**Provided material**:

— Start —

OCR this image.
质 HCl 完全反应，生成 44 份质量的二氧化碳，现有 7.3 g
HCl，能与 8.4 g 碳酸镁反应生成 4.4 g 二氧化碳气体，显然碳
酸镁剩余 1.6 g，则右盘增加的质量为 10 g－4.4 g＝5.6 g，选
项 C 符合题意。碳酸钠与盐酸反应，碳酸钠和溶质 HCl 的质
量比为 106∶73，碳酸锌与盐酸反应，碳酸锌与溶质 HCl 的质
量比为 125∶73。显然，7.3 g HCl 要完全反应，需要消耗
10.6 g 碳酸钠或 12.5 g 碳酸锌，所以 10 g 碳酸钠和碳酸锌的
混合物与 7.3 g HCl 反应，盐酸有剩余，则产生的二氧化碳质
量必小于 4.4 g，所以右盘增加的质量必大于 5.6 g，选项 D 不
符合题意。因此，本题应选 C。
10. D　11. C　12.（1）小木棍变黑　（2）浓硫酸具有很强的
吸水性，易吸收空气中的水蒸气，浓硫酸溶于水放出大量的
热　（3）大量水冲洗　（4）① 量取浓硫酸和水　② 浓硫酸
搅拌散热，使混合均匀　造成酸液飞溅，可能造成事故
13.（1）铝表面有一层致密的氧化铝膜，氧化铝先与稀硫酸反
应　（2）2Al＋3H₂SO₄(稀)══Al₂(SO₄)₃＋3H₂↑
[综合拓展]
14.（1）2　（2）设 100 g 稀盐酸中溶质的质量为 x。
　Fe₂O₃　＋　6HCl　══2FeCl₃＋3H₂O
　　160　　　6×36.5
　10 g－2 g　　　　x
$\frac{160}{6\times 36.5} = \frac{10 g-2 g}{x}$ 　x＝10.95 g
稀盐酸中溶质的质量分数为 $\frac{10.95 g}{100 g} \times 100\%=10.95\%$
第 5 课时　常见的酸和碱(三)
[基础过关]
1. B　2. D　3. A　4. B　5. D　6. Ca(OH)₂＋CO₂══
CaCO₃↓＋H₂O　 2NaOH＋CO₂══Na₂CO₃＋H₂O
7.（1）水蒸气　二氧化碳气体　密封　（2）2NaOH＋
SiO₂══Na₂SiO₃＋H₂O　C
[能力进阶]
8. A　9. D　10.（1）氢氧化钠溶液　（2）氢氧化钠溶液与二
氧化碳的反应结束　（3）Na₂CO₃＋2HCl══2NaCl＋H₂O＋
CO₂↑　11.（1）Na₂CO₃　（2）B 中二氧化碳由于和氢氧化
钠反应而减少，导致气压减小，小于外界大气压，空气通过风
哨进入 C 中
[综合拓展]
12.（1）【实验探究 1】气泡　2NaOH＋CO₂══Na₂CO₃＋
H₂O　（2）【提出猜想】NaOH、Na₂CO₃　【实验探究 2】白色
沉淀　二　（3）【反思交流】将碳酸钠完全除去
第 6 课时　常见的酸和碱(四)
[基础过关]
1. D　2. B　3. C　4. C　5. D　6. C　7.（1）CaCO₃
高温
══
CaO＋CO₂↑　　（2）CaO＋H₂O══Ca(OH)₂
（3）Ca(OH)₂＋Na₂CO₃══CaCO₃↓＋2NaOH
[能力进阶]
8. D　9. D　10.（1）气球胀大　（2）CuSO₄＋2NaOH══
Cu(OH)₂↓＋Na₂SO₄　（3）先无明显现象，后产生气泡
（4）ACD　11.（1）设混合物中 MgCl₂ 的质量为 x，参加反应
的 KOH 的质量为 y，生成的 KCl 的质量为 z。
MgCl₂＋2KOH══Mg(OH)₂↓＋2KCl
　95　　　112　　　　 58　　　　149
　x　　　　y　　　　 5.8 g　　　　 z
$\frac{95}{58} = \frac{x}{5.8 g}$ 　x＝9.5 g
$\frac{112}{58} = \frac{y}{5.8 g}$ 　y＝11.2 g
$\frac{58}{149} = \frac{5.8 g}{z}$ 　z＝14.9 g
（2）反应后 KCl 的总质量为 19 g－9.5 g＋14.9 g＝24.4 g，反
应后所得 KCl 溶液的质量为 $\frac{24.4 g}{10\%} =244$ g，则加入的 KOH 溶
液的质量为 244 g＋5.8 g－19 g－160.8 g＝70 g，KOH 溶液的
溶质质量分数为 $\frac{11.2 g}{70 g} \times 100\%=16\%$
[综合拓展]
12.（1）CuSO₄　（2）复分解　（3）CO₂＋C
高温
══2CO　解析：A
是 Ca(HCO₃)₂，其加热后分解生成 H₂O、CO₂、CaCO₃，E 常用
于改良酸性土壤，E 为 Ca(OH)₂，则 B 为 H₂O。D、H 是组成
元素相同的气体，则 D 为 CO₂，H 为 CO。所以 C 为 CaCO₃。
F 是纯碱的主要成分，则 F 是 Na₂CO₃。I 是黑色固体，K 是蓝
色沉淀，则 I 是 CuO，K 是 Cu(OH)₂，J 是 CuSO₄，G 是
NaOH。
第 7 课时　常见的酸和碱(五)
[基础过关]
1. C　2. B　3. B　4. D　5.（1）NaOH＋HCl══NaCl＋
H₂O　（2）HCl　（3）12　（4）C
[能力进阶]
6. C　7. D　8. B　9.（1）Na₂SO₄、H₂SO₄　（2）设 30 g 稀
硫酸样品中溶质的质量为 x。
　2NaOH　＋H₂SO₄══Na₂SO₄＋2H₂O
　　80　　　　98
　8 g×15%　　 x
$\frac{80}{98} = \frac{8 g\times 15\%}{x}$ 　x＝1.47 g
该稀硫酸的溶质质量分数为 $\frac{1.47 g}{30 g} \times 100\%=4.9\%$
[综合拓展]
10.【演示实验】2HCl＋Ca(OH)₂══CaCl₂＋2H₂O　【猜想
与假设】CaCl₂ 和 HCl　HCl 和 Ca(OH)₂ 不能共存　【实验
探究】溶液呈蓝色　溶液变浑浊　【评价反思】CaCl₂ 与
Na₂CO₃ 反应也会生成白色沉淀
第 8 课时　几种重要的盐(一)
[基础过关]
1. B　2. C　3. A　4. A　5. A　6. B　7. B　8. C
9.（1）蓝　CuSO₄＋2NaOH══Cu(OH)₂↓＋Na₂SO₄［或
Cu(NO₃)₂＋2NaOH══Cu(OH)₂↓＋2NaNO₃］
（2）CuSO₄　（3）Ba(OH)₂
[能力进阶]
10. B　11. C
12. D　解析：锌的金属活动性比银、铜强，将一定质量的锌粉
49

— End —

**The task**: Print the complete listing again, exactly as it stands.

**Exercise response**:
OCR this image.
质 HCl 完全反应，生成 44 份质量的二氧化碳，现有 7.3 g
HCl，能与 8.4 g 碳酸镁反应生成 4.4 g 二氧化碳气体，显然碳
酸镁剩余 1.6 g，则右盘增加的质量为 10 g－4.4 g＝5.6 g，选
项 C 符合题意。碳酸钠与盐酸反应，碳酸钠和溶质 HCl 的质
量比为 106∶73，碳酸锌与盐酸反应，碳酸锌与溶质 HCl 的质
量比为 125∶73。显然，7.3 g HCl 要完全反应，需要消耗
10.6 g 碳酸钠或 12.5 g 碳酸锌，所以 10 g 碳酸钠和碳酸锌的
混合物与 7.3 g HCl 反应，盐酸有剩余，则产生的二氧化碳质
量必小于 4.4 g，所以右盘增加的质量必大于 5.6 g，选项 D 不
符合题意。因此，本题应选 C。
10. D　11. C　12.（1）小木棍变黑　（2）浓硫酸具有很强的
吸水性，易吸收空气中的水蒸气，浓硫酸溶于水放出大量的
热　（3）大量水冲洗　（4）① 量取浓硫酸和水　② 浓硫酸
搅拌散热，使混合均匀　造成酸液飞溅，可能造成事故
13.（1）铝表面有一层致密的氧化铝膜，氧化铝先与稀硫酸反
应　（2）2Al＋3H₂SO₄(稀)══Al₂(SO₄)₃＋3H₂↑
[综合拓展]
14.（1）2　（2）设 100 g 稀盐酸中溶质的质量为 x。
　Fe₂O₃　＋　6HCl　══2FeCl₃＋3H₂O
　　160　　　6×36.5
　10 g－2 g　　　　x
$\frac{160}{6\times 36.5} = \frac{10 g-2 g}{x}$ 　x＝10.95 g
稀盐酸中溶质的质量分数为 $\frac{10.95 g}{100 g} \times 100\%=10.95\%$
第 5 课时　常见的酸和碱(三)
[基础过关]
1. B　2. D　3. A　4. B　5. D　6. Ca(OH)₂＋CO₂══
CaCO₃↓＋H₂O　 2NaOH＋CO₂══Na₂CO₃＋H₂O
7.（1）水蒸气　二氧化碳气体　密封　（2）2NaOH＋
SiO₂══Na₂SiO₃＋H₂O　C
[能力进阶]
8. A　9. D　10.（1）氢氧化钠溶液　（2）氢氧化钠溶液与二
氧化碳的反应结束　（3）Na₂CO₃＋2HCl══2NaCl＋H₂O＋
CO₂↑　11.（1）Na₂CO₃　（2）B 中二氧化碳由于和氢氧化
钠反应而减少，导致气压减小，小于外界大气压，空气通过风
哨进入 C 中
[综合拓展]
12.（1）【实验探究 1】气泡　2NaOH＋CO₂══Na₂CO₃＋
H₂O　（2）【提出猜想】NaOH、Na₂CO₃　【实验探究 2】白色
沉淀　二　（3）【反思交流】将碳酸钠完全除去
第 6 课时　常见的酸和碱(四)
[基础过关]
1. D　2. B　3. C　4. C　5. D　6. C　7.（1）CaCO₃
高温
══
CaO＋CO₂↑　　（2）CaO＋H₂O══Ca(OH)₂
（3）Ca(OH)₂＋Na₂CO₃══CaCO₃↓＋2NaOH
[能力进阶]
8. D　9. D　10.（1）气球胀大　（2）CuSO₄＋2NaOH══
Cu(OH)₂↓＋Na₂SO₄　（3）先无明显现象，后产生气泡
（4）ACD　11.（1）设混合物中 MgCl₂ 的质量为 x，参加反应
的 KOH 的质量为 y，生成的 KCl 的质量为 z。
MgCl₂＋2KOH══Mg(OH)₂↓＋2KCl
　95　　　112　　　　 58　　　　149
　x　　　　y　　　　 5.8 g　　　　 z
$\frac{95}{58} = \frac{x}{5.8 g}$ 　x＝9.5 g
$\frac{112}{58} = \frac{y}{5.8 g}$ 　y＝11.2 g
$\frac{58}{149} = \frac{5.8 g}{z}$ 　z＝14.9 g
（2）反应后 KCl 的总质量为 19 g－9.5 g＋14.9 g＝24.4 g，反
应后所得 KCl 溶液的质量为 $\frac{24.4 g}{10\%} =244$ g，则加入的 KOH 溶
液的质量为 244 g＋5.8 g－19 g－160.8 g＝70 g，KOH 溶液的
溶质质量分数为 $\frac{11.2 g}{70 g} \times 100\%=16\%$
[综合拓展]
12.（1）CuSO₄　（2）复分解　（3）CO₂＋C
高温
══2CO　解析：A
是 Ca(HCO₃)₂，其加热后分解生成 H₂O、CO₂、CaCO₃，E 常用
于改良酸性土壤，E 为 Ca(OH)₂，则 B 为 H₂O。D、H 是组成
元素相同的气体，则 D 为 CO₂，H 为 CO。所以 C 为 CaCO₃。
F 是纯碱的主要成分，则 F 是 Na₂CO₃。I 是黑色固体，K 是蓝
色沉淀，则 I 是 CuO，K 是 Cu(OH)₂，J 是 CuSO₄，G 是
NaOH。
第 7 课时　常见的酸和碱(五)
[基础过关]
1. C　2. B　3. B　4. D　5.（1）NaOH＋HCl══NaCl＋
H₂O　（2）HCl　（3）12　（4）C
[能力进阶]
6. C　7. D　8. B　9.（1）Na₂SO₄、H₂SO₄　（2）设 30 g 稀
硫酸样品中溶质的质量为 x。
　2NaOH　＋H₂SO₄══Na₂SO₄＋2H₂O
　　80　　　　98
　8 g×15%　　 x
$\frac{80}{98} = \frac{8 g\times 15\%}{x}$ 　x＝1.47 g
该稀硫酸的溶质质量分数为 $\frac{1.47 g}{30 g} \times 100\%=4.9\%$
[综合拓展]
10.【演示实验】2HCl＋Ca(OH)₂══CaCl₂＋2H₂O　【猜想
与假设】CaCl₂ 和 HCl　HCl 和 Ca(OH)₂ 不能共存　【实验
探究】溶液呈蓝色　溶液变浑浊　【评价反思】CaCl₂ 与
Na₂CO₃ 反应也会生成白色沉淀
第 8 课时　几种重要的盐(一)
[基础过关]
1. B　2. C　3. A　4. A　5. A　6. B　7. B　8. C
9.（1）蓝　CuSO₄＋2NaOH══Cu(OH)₂↓＋Na₂SO₄［或
Cu(NO₃)₂＋2NaOH══Cu(OH)₂↓＋2NaNO₃］
（2）CuSO₄　（3）Ba(OH)₂
[能力进阶]
10. B　11. C
12. D　解析：锌的金属活动性比银、铜强，将一定质量的锌粉
49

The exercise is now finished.